=== Source records ===
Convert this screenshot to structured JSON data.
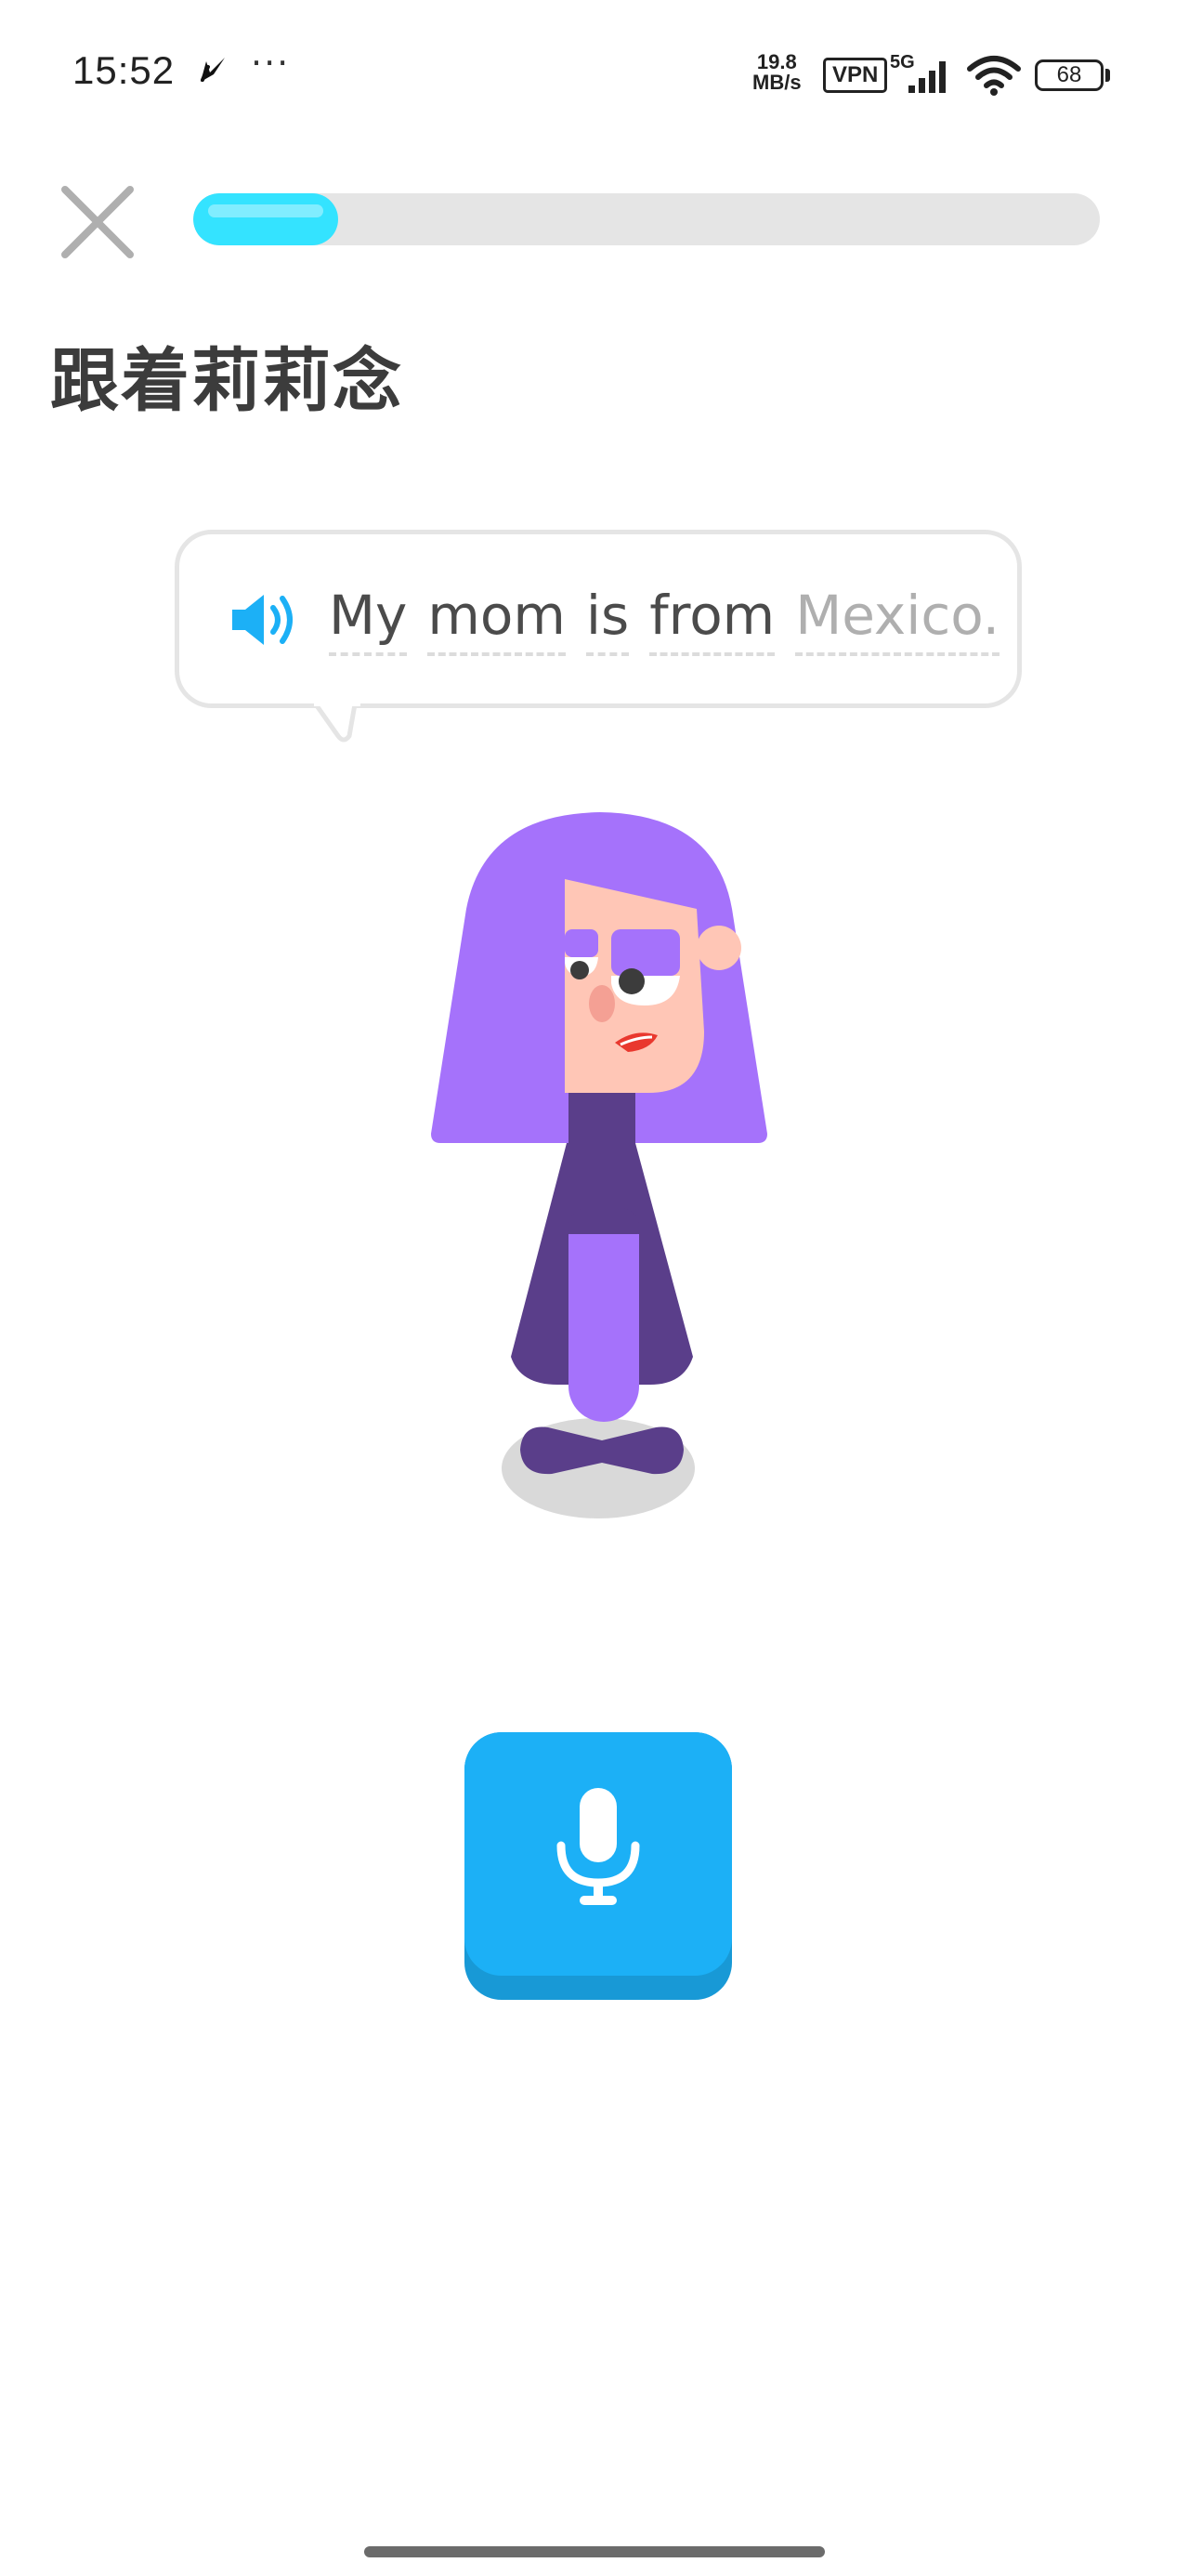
{
  "status_bar": {
    "time": "15:52",
    "more": "···",
    "network_speed_value": "19.8",
    "network_speed_unit": "MB/s",
    "vpn": "VPN",
    "network_type": "5G",
    "battery": "68"
  },
  "lesson": {
    "progress": 0.16,
    "title": "跟着莉莉念",
    "sentence": [
      {
        "text": "My",
        "state": "spoken"
      },
      {
        "text": "mom",
        "state": "spoken"
      },
      {
        "text": "is",
        "state": "spoken"
      },
      {
        "text": "from",
        "state": "spoken"
      },
      {
        "text": "Mexico.",
        "state": "pending"
      }
    ]
  },
  "colors": {
    "progress_fill": "#34e3ff",
    "progress_track": "#e5e5e5",
    "speaker_blue": "#1cb0f6",
    "mic_button": "#1cb0f6",
    "mic_button_shadow": "#1899d6",
    "hair": "#a572fb",
    "dress": "#5a3e8a",
    "skin": "#ffc6b6",
    "spoken_text": "#4b4b4b",
    "pending_text": "#afafaf"
  },
  "icons": {
    "close": "close-icon",
    "speaker": "speaker-icon",
    "microphone": "microphone-icon",
    "character": "lily-character"
  }
}
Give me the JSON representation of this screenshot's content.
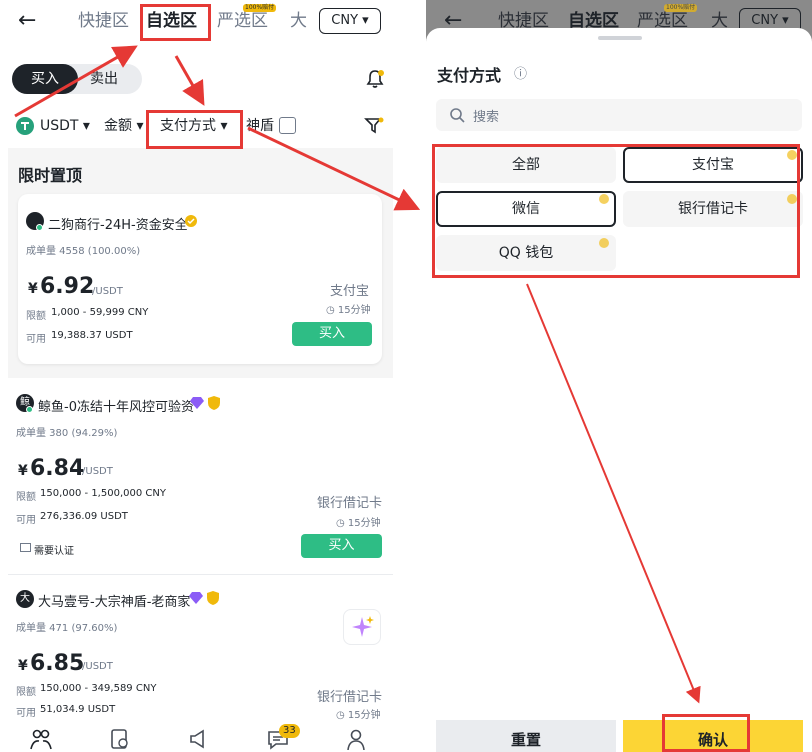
{
  "left": {
    "header": {
      "back": "←",
      "tabs": [
        "快捷区",
        "自选区",
        "严选区",
        "大"
      ],
      "badge": "100%赔付",
      "currency": "CNY ▾"
    },
    "toggle": {
      "buy": "买入",
      "sell": "卖出"
    },
    "filters": {
      "coin": "USDT ▾",
      "amount": "金额 ▾",
      "payment": "支付方式 ▾",
      "shield": "神盾"
    },
    "pinned_title": "限时置顶",
    "offers": [
      {
        "merchant": "二狗商行-24H-资金安全",
        "orders_label": "成单量 4558 (100.00%)",
        "currency_sym": "¥",
        "price": "6.92",
        "unit": "/USDT",
        "limit_label": "限额",
        "limit": "1,000 - 59,999 CNY",
        "avail_label": "可用",
        "avail": "19,388.37 USDT",
        "method": "支付宝",
        "time": "◷ 15分钟",
        "action": "买入"
      },
      {
        "avatar": "鲸",
        "merchant": "鲸鱼-0冻结十年风控可验资",
        "orders_label": "成单量 380 (94.29%)",
        "currency_sym": "¥",
        "price": "6.84",
        "unit": "/USDT",
        "limit_label": "限额",
        "limit": "150,000 - 1,500,000 CNY",
        "avail_label": "可用",
        "avail": "276,336.09 USDT",
        "method": "银行借记卡",
        "time": "◷ 15分钟",
        "verify": "需要认证",
        "action": "买入"
      },
      {
        "avatar": "大",
        "merchant": "大马壹号-大宗神盾-老商家",
        "orders_label": "成单量 471 (97.60%)",
        "currency_sym": "¥",
        "price": "6.85",
        "unit": "/USDT",
        "limit_label": "限额",
        "limit": "150,000 - 349,589 CNY",
        "avail_label": "可用",
        "avail": "51,034.9 USDT",
        "method": "银行借记卡",
        "time": "◷ 15分钟"
      }
    ],
    "nav_badge": "33"
  },
  "right": {
    "header": {
      "back": "←",
      "tabs": [
        "快捷区",
        "自选区",
        "严选区",
        "大"
      ],
      "badge": "100%赔付",
      "currency": "CNY ▾"
    },
    "sheet_title": "支付方式",
    "info": "ⓘ",
    "search_placeholder": "搜索",
    "options": [
      "全部",
      "支付宝",
      "微信",
      "银行借记卡",
      "QQ 钱包"
    ],
    "reset": "重置",
    "confirm": "确认"
  },
  "colors": {
    "accent": "#f0b90b",
    "buy_green": "#2ebd85",
    "annotation_red": "#e53935"
  }
}
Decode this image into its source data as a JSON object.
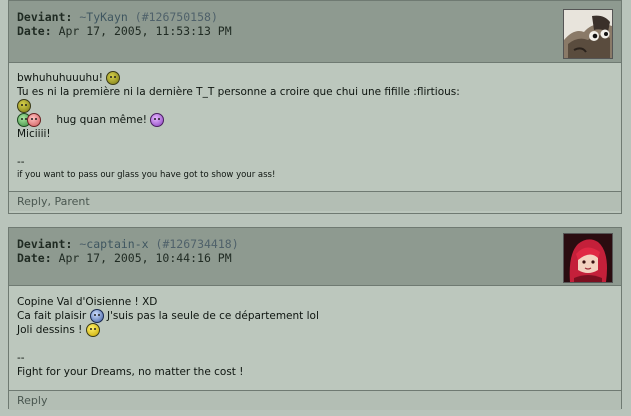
{
  "comments": [
    {
      "label_deviant": "Deviant:",
      "prefix": "~",
      "username": "TyKayn",
      "paren_open": "(",
      "id": "#126750158",
      "paren_close": ")",
      "label_date": "Date:",
      "date": "Apr 17, 2005, 11:53:13 PM",
      "avatar_icon": "cat-avatar",
      "lines": {
        "l1": "bwhuhuhuuuhu!",
        "l2": "Tu es ni la première ni la dernière T_T personne a croire que chui une fifille :flirtious:",
        "l3": "hug quan même!",
        "l4": "Miciiii!",
        "sig_dash": "--",
        "sig": "if you want to pass our glass you have got to show your ass!"
      },
      "footer": {
        "reply": "Reply",
        "sep": ",",
        "parent": "Parent"
      }
    },
    {
      "label_deviant": "Deviant:",
      "prefix": "~",
      "username": "captain-x",
      "paren_open": "(",
      "id": "#126734418",
      "paren_close": ")",
      "label_date": "Date:",
      "date": "Apr 17, 2005, 10:44:16 PM",
      "avatar_icon": "anime-girl-avatar",
      "lines": {
        "l1": "Copine Val d'Oisienne ! XD",
        "l2a": "Ca fait plaisir",
        "l2b": "J'suis pas la seule de ce département lol",
        "l3": "Joli dessins !",
        "sig_dash": "--",
        "sig": "Fight for your Dreams, no matter the cost !"
      },
      "footer": {
        "reply": "Reply"
      }
    }
  ]
}
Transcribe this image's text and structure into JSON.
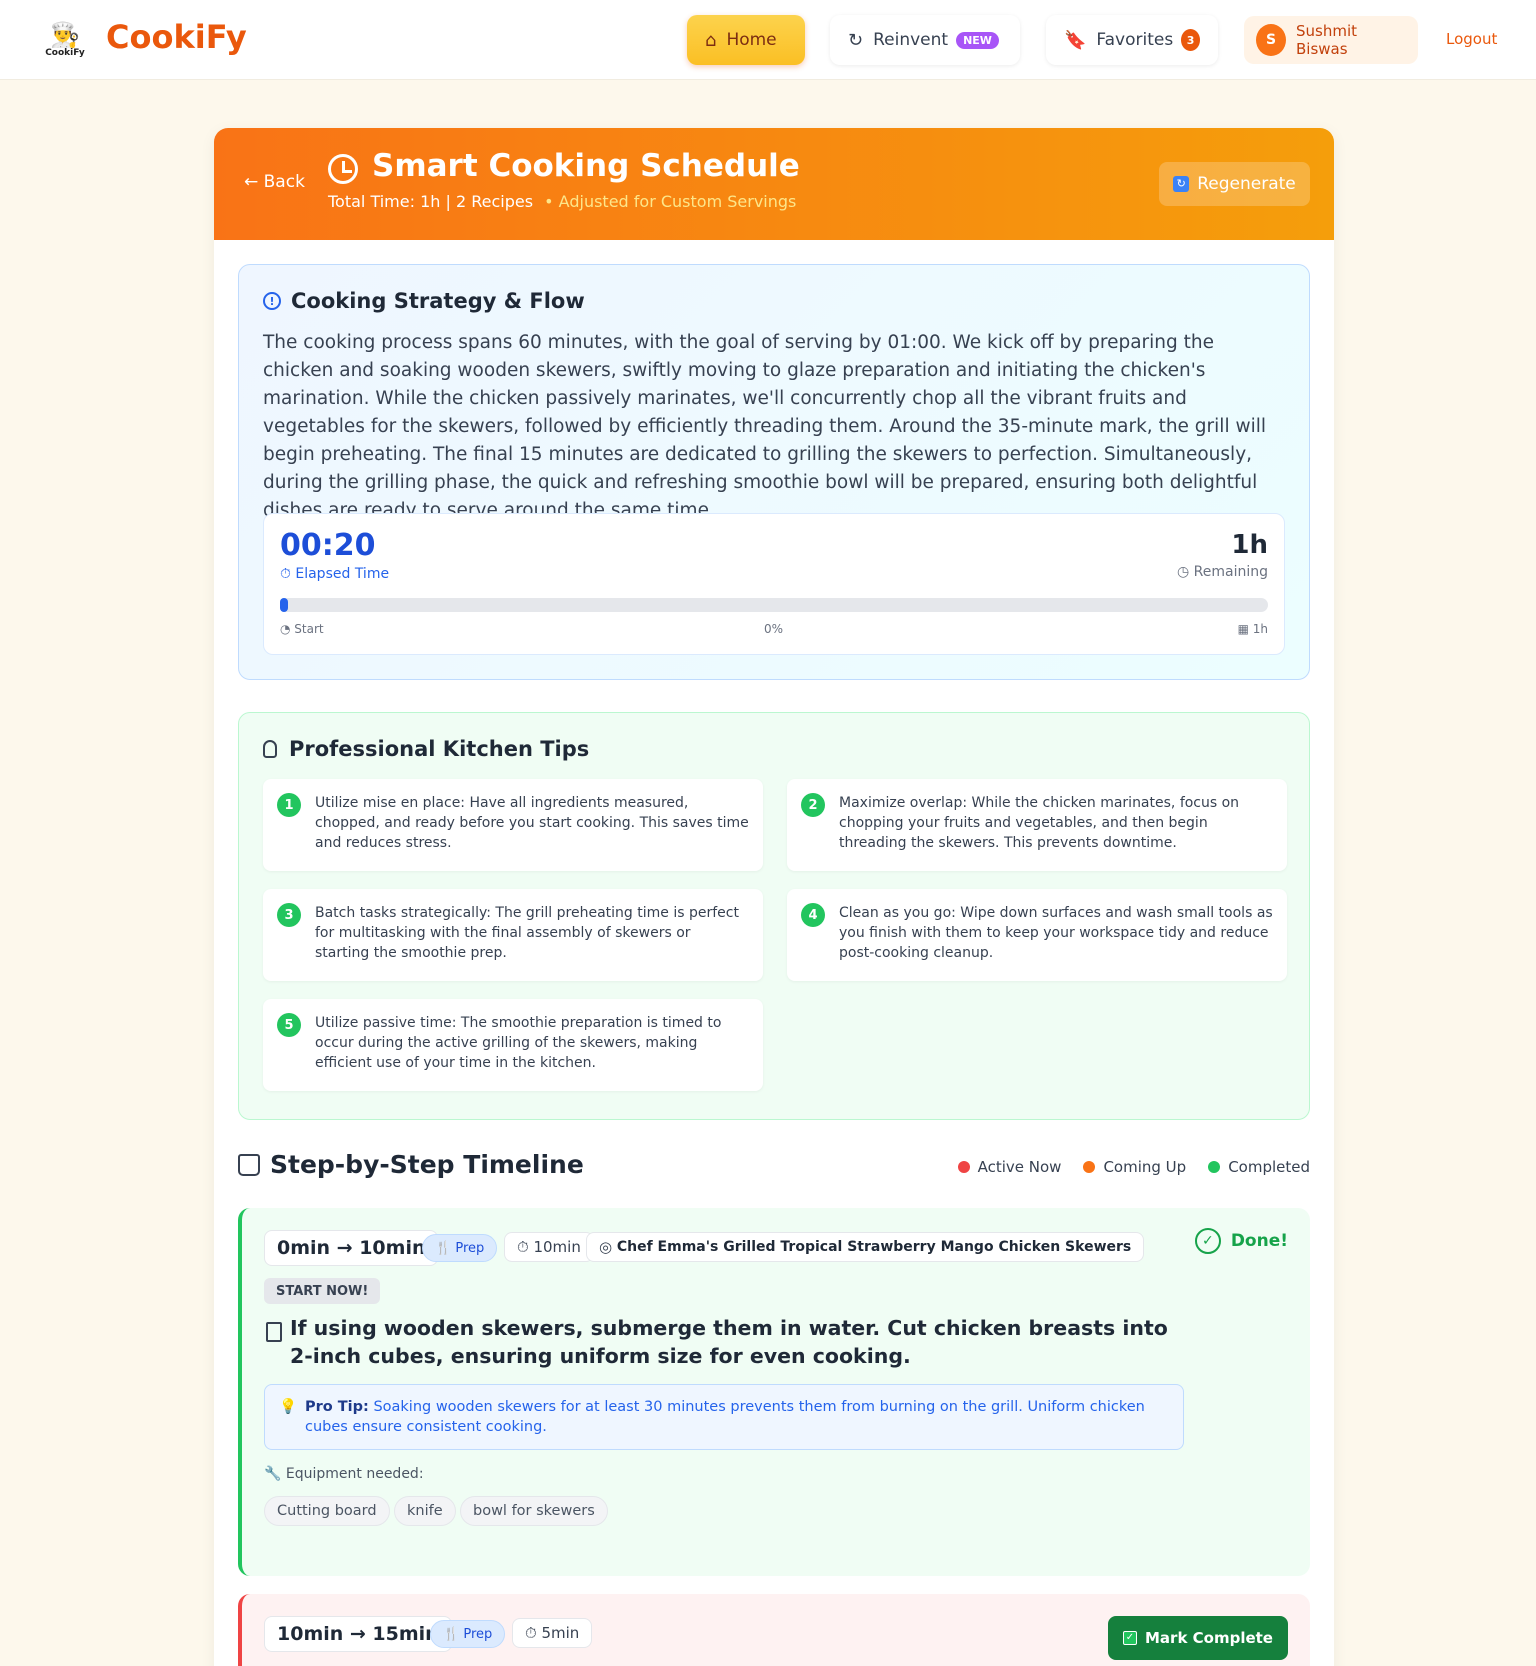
{
  "nav": {
    "logo_text": "CookiFy",
    "brand": "CookiFy",
    "home": "Home",
    "reinvent": "Reinvent",
    "reinvent_badge": "NEW",
    "favorites": "Favorites",
    "favorites_count": "3",
    "user_initial": "S",
    "user_name": "Sushmit Biswas",
    "logout": "Logout"
  },
  "hero": {
    "back": "← Back",
    "title": "Smart Cooking Schedule",
    "subtitle": "Total Time: 1h | 2 Recipes",
    "adjusted": "• Adjusted for Custom Servings",
    "regenerate": "Regenerate"
  },
  "strategy": {
    "title": "Cooking Strategy & Flow",
    "text": "The cooking process spans 60 minutes, with the goal of serving by 01:00. We kick off by preparing the chicken and soaking wooden skewers, swiftly moving to glaze preparation and initiating the chicken's marination. While the chicken passively marinates, we'll concurrently chop all the vibrant fruits and vegetables for the skewers, followed by efficiently threading them. Around the 35-minute mark, the grill will begin preheating. The final 15 minutes are dedicated to grilling the skewers to perfection. Simultaneously, during the grilling phase, the quick and refreshing smoothie bowl will be prepared, ensuring both delightful dishes are ready to serve around the same time.",
    "elapsed": "00:20",
    "elapsed_label": "⏱ Elapsed Time",
    "remaining": "1h",
    "remaining_label": "◷ Remaining",
    "progress_fraction": 0.0,
    "start_label": "Start",
    "percent_label": "0%",
    "end_label": "1h"
  },
  "tips": {
    "title": "Professional Kitchen Tips",
    "items": [
      {
        "num": "1",
        "text": "Utilize mise en place: Have all ingredients measured, chopped, and ready before you start cooking. This saves time and reduces stress."
      },
      {
        "num": "2",
        "text": "Maximize overlap: While the chicken marinates, focus on chopping your fruits and vegetables, and then begin threading the skewers. This prevents downtime."
      },
      {
        "num": "3",
        "text": "Batch tasks strategically: The grill preheating time is perfect for multitasking with the final assembly of skewers or starting the smoothie prep."
      },
      {
        "num": "4",
        "text": "Clean as you go: Wipe down surfaces and wash small tools as you finish with them to keep your workspace tidy and reduce post-cooking cleanup."
      },
      {
        "num": "5",
        "text": "Utilize passive time: The smoothie preparation is timed to occur during the active grilling of the skewers, making efficient use of your time in the kitchen."
      }
    ]
  },
  "timeline": {
    "title": "Step-by-Step Timeline",
    "legend": [
      {
        "label": "Active Now",
        "color": "#ef4444"
      },
      {
        "label": "Coming Up",
        "color": "#f97316"
      },
      {
        "label": "Completed",
        "color": "#22c55e"
      }
    ],
    "step1": {
      "range": "0min → 10min",
      "type": "Prep",
      "duration": "10min",
      "recipe": "Chef Emma's Grilled Tropical Strawberry Mango Chicken Skewers",
      "done": "Done!",
      "start_now": "START NOW!",
      "text": "If using wooden skewers, submerge them in water. Cut chicken breasts into 2-inch cubes, ensuring uniform size for even cooking.",
      "pro_tip_label": "Pro Tip:",
      "pro_tip": "Soaking wooden skewers for at least 30 minutes prevents them from burning on the grill. Uniform chicken cubes ensure consistent cooking.",
      "equipment_label": "Equipment needed:",
      "equipment": [
        "Cutting board",
        "knife",
        "bowl for skewers"
      ]
    },
    "step2": {
      "range": "10min → 15min",
      "type": "Prep",
      "duration": "5min",
      "mark_complete": "Mark Complete"
    }
  },
  "colors": {
    "brand": "#ea580c",
    "hero_start": "#f97316",
    "hero_end": "#f59e0b",
    "progress": "#2563eb"
  }
}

=== Do this ===
Indicate how many lines of the material contain the string "from", giving the number and nothing more.

=== Response ===
2